◆ **Written problem**: Scan the data below. Pull out each line where "type" occurs.
>> start
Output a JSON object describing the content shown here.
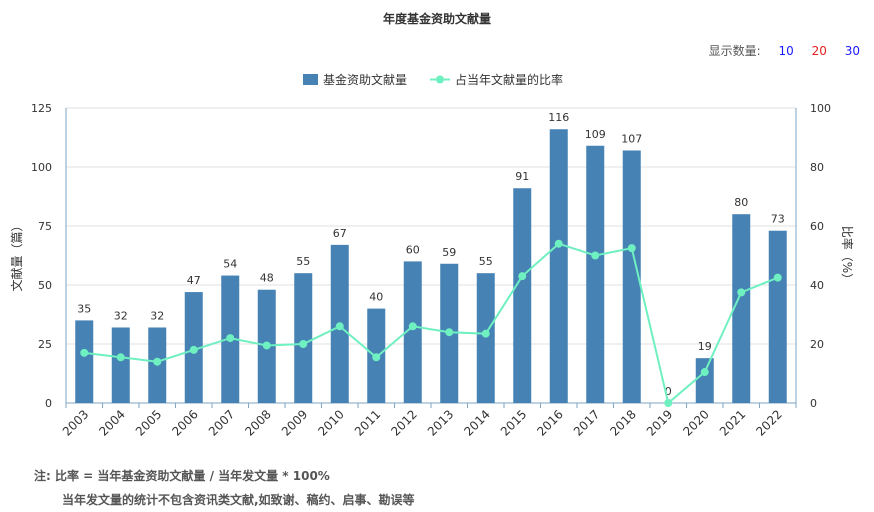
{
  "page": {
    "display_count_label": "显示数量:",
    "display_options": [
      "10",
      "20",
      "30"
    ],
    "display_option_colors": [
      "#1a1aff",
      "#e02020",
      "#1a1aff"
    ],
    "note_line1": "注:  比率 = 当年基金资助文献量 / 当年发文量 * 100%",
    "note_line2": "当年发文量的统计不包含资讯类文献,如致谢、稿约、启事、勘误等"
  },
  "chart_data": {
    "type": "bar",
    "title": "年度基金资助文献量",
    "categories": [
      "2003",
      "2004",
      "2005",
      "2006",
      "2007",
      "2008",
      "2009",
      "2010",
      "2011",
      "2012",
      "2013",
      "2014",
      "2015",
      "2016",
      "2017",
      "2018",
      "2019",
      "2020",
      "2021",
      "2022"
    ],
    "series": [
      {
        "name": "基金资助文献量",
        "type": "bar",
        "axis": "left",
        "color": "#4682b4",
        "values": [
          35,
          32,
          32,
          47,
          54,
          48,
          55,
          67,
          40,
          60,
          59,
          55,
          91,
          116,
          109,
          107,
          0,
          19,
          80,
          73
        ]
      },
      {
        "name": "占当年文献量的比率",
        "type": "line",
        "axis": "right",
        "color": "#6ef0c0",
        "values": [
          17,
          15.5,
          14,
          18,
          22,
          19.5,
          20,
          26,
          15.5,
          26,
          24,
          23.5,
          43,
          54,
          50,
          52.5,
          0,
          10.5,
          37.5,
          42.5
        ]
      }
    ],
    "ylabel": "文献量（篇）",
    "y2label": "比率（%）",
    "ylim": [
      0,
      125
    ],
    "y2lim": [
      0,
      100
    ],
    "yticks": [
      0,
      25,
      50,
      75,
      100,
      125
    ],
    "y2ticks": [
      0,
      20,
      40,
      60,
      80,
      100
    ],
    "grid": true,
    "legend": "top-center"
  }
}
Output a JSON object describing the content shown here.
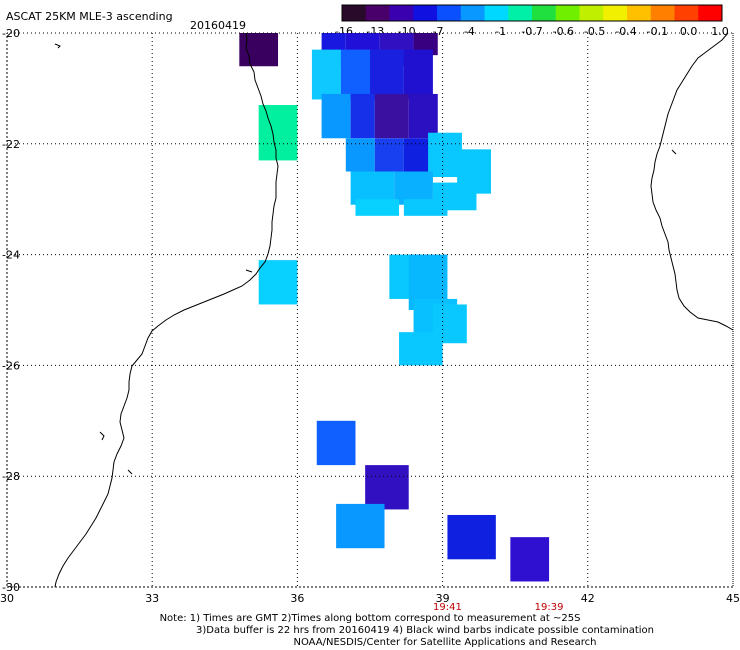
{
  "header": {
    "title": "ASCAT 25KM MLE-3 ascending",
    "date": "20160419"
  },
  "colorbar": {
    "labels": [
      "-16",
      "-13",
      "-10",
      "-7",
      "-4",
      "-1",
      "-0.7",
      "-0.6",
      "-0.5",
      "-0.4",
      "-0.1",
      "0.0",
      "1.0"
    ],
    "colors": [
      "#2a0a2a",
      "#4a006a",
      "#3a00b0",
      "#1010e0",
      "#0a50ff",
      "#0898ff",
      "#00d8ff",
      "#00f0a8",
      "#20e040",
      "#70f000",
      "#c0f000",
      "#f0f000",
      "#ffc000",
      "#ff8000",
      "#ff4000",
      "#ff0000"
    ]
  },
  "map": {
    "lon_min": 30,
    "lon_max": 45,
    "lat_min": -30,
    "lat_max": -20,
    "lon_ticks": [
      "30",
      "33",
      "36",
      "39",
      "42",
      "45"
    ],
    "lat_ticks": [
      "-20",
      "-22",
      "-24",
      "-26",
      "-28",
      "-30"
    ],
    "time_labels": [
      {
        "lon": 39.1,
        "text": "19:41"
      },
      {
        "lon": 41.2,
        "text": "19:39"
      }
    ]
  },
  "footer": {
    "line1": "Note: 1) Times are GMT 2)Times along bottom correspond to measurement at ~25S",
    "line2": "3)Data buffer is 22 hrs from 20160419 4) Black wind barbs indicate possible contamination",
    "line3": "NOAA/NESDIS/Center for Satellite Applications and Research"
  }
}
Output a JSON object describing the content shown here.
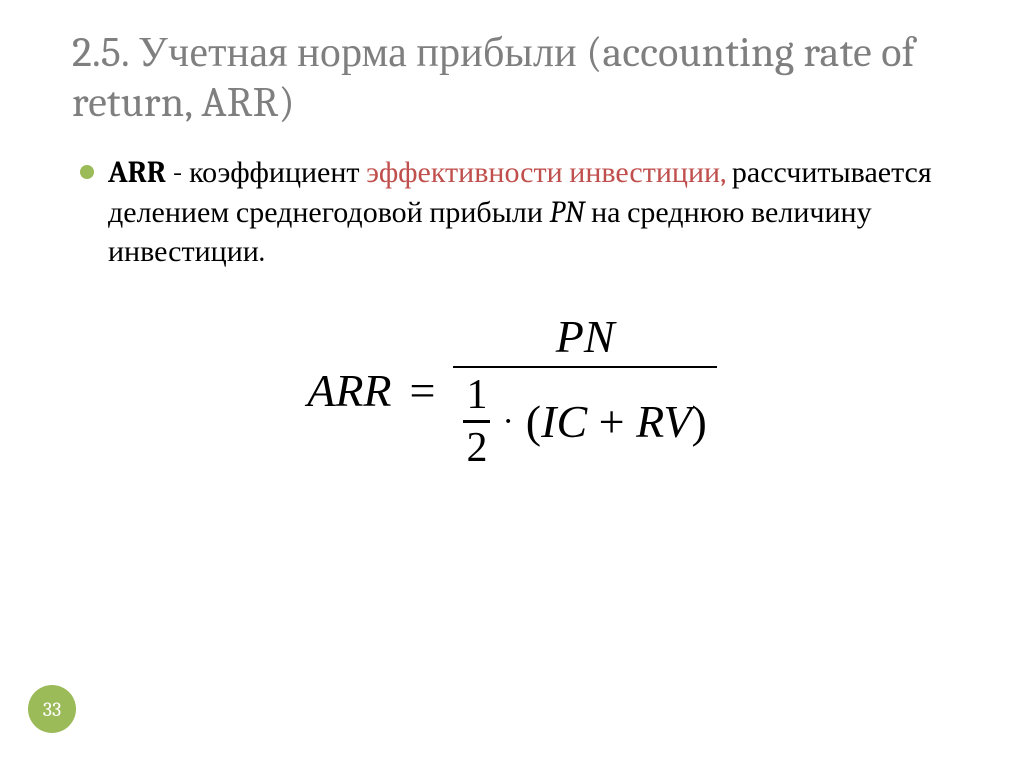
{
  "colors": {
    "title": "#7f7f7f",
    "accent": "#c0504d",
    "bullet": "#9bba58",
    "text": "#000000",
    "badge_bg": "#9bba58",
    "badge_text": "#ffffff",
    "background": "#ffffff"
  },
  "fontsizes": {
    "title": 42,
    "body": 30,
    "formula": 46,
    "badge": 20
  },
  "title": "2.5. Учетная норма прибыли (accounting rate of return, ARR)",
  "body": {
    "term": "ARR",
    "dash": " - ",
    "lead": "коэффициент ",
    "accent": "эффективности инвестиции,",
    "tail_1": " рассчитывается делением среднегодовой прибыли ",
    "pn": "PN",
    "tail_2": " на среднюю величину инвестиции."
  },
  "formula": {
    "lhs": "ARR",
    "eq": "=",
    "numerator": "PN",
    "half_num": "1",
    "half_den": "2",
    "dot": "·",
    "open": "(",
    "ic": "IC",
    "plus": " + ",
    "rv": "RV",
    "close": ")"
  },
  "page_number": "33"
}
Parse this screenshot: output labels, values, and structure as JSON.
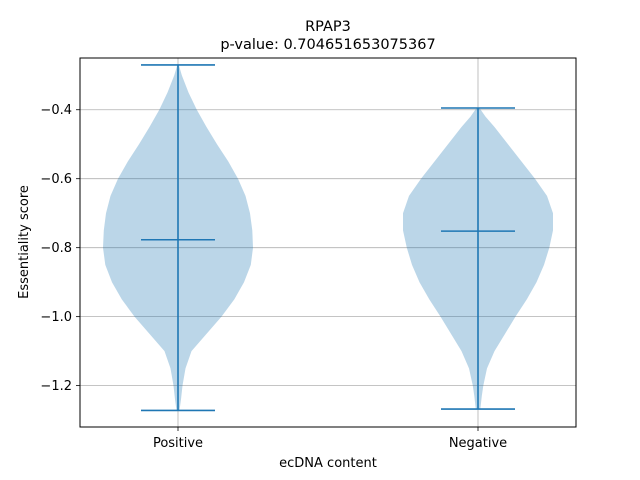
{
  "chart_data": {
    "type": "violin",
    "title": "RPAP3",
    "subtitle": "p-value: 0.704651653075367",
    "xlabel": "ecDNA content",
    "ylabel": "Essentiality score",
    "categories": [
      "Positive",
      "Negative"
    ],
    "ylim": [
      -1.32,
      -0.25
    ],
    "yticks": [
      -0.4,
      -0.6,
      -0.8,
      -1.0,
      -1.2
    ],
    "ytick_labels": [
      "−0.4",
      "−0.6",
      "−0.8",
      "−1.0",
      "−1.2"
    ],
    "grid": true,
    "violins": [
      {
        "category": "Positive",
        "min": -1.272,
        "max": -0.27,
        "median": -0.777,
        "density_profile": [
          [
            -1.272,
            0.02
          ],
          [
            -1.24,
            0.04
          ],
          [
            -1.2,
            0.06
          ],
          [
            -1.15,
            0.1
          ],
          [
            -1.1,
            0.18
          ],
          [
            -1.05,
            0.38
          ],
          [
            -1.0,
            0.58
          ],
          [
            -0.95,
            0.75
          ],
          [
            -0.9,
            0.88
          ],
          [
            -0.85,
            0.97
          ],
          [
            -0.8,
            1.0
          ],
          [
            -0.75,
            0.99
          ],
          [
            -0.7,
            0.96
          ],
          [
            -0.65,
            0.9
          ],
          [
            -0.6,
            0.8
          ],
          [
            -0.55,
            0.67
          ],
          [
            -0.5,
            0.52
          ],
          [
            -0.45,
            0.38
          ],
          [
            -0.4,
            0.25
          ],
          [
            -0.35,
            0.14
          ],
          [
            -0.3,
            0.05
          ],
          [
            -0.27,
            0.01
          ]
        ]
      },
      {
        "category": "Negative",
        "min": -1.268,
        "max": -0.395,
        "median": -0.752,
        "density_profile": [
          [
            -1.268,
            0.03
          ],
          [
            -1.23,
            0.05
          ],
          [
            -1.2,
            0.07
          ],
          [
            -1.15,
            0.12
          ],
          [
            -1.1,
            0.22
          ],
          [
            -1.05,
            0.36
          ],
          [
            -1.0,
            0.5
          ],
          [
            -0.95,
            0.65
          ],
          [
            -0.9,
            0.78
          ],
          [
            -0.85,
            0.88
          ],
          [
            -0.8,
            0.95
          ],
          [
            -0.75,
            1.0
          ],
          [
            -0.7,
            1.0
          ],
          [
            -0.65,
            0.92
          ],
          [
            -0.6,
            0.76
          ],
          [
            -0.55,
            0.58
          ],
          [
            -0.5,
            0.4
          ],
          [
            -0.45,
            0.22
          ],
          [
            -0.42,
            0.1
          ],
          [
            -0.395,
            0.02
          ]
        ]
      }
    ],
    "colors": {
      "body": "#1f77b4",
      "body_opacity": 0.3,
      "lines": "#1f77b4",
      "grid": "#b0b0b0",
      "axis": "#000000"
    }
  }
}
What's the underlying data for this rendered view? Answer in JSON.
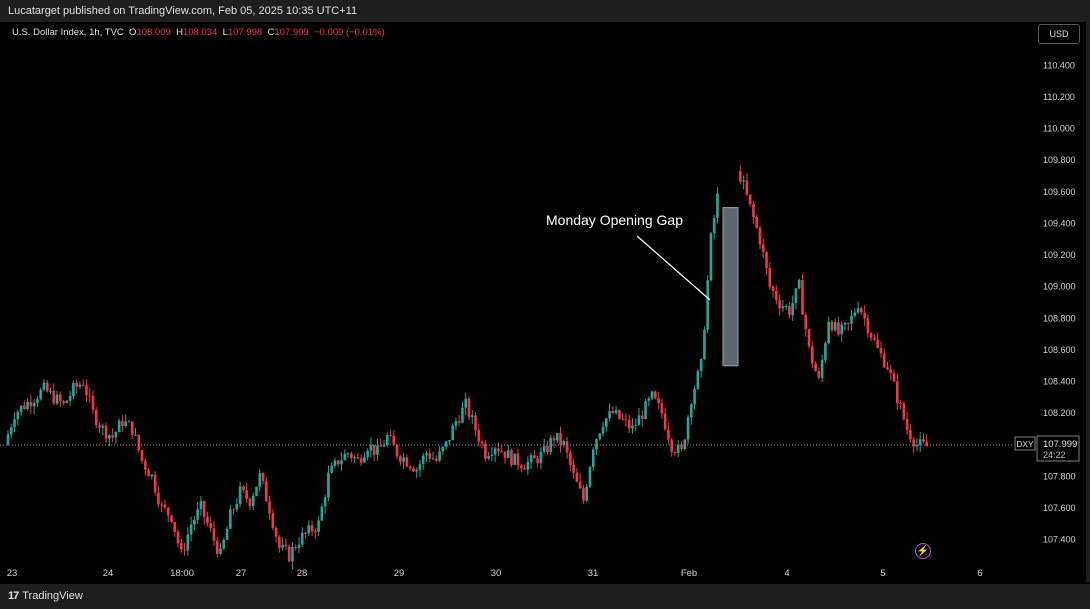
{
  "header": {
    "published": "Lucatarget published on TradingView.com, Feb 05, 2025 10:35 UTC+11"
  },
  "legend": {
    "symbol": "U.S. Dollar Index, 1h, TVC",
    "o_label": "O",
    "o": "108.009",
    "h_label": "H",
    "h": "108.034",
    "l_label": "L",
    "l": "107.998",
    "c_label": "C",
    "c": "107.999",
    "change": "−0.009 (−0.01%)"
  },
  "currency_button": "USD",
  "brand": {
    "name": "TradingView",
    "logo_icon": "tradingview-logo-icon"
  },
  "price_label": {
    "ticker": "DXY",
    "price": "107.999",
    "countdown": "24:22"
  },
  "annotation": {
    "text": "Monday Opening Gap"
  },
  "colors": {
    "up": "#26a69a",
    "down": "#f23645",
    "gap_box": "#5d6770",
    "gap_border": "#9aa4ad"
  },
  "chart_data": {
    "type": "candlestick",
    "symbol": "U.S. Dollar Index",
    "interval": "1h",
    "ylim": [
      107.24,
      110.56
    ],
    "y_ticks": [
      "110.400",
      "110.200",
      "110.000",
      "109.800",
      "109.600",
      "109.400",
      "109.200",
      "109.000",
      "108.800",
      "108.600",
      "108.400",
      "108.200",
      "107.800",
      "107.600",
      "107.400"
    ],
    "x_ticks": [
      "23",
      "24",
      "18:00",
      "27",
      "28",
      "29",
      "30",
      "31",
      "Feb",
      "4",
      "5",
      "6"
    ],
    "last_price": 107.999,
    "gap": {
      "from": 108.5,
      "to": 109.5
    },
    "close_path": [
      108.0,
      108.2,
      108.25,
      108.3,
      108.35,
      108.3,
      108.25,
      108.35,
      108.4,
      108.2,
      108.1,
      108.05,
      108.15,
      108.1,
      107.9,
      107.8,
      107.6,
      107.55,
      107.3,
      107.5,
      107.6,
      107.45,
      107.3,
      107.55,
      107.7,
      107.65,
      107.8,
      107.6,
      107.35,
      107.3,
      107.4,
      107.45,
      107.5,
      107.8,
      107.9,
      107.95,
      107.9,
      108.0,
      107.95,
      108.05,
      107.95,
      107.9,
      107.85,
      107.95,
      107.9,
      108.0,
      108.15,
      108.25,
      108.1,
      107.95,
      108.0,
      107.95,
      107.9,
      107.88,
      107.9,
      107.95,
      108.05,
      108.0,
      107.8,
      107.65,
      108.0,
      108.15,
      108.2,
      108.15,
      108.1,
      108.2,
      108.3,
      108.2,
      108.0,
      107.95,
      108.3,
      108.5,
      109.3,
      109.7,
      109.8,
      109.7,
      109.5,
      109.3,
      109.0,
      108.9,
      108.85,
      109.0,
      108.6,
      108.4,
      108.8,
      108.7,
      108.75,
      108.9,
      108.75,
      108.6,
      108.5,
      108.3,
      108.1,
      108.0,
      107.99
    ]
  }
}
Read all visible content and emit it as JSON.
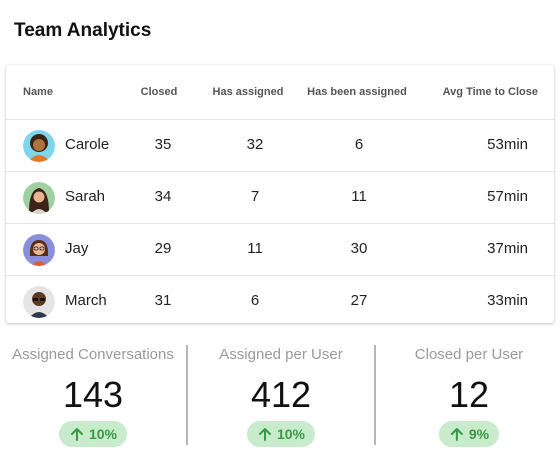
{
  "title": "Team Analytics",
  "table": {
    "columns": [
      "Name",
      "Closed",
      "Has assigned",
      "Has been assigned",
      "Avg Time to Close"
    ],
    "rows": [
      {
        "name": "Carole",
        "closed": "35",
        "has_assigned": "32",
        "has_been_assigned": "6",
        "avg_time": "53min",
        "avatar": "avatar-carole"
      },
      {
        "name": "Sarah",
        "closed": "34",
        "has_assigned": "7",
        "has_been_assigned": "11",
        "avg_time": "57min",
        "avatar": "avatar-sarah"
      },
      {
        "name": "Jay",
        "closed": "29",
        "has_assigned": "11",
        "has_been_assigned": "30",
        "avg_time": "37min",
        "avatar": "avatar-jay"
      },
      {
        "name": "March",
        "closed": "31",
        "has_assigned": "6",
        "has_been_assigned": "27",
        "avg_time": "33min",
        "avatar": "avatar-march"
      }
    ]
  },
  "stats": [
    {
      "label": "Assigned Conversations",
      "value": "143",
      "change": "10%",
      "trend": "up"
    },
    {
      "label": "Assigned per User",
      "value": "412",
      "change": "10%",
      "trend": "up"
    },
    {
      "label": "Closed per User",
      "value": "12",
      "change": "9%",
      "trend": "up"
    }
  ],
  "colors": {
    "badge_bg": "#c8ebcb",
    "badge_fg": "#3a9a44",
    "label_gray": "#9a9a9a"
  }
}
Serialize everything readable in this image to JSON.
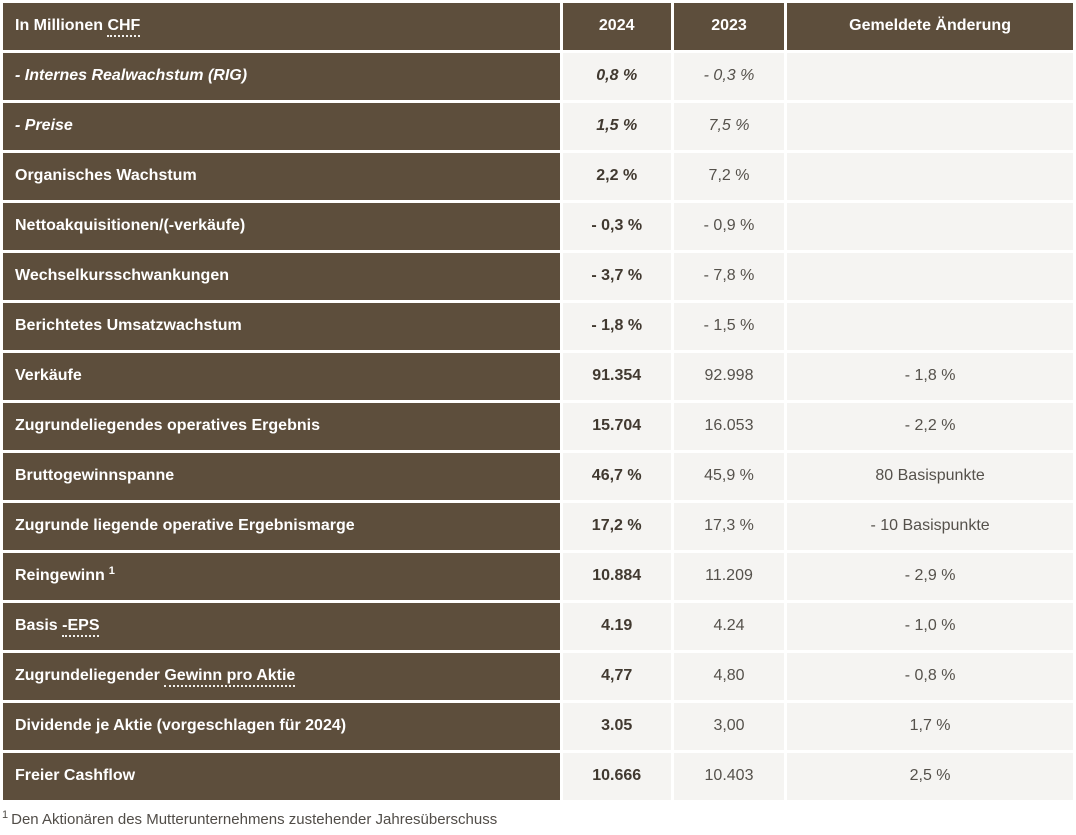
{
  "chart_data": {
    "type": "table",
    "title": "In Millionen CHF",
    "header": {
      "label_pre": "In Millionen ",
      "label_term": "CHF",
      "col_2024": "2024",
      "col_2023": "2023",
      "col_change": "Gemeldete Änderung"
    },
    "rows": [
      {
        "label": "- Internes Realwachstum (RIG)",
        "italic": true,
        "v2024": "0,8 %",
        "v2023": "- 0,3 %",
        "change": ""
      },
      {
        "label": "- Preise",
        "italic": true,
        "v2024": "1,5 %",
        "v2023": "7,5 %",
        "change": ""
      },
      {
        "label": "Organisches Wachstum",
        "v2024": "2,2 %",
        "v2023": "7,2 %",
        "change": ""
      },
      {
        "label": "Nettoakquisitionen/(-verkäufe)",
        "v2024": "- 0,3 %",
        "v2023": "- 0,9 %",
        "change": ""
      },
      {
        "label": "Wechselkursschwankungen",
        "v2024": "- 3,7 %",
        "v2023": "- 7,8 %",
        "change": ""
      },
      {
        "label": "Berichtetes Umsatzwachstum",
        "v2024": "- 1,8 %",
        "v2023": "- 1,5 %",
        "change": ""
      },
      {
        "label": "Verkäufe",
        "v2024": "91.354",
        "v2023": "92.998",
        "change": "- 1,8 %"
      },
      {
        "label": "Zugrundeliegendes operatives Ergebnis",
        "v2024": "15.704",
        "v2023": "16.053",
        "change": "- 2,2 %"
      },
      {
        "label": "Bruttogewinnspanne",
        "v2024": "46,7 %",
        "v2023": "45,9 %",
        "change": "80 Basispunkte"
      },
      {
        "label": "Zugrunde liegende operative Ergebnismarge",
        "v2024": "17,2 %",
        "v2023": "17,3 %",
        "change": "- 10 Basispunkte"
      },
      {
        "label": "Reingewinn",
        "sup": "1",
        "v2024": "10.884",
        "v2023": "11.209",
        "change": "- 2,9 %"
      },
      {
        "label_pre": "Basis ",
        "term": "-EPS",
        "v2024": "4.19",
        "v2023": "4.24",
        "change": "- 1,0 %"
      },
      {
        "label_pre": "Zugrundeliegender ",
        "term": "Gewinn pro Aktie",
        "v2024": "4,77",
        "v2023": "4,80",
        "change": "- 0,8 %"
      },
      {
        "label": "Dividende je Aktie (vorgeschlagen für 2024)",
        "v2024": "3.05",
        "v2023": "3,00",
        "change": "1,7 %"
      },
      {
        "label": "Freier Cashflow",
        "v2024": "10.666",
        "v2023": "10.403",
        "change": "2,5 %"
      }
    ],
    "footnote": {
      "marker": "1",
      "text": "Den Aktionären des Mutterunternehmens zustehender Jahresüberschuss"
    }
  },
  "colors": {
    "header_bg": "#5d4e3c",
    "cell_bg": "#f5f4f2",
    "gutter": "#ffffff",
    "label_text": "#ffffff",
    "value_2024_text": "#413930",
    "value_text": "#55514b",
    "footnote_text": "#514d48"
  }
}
>> end
◆ **Worked solution**:
    "type": "bar",
        "type": "bar",
        "type": "line",
    "type": "violin",
    "type": "candlestick",
    "type": "table",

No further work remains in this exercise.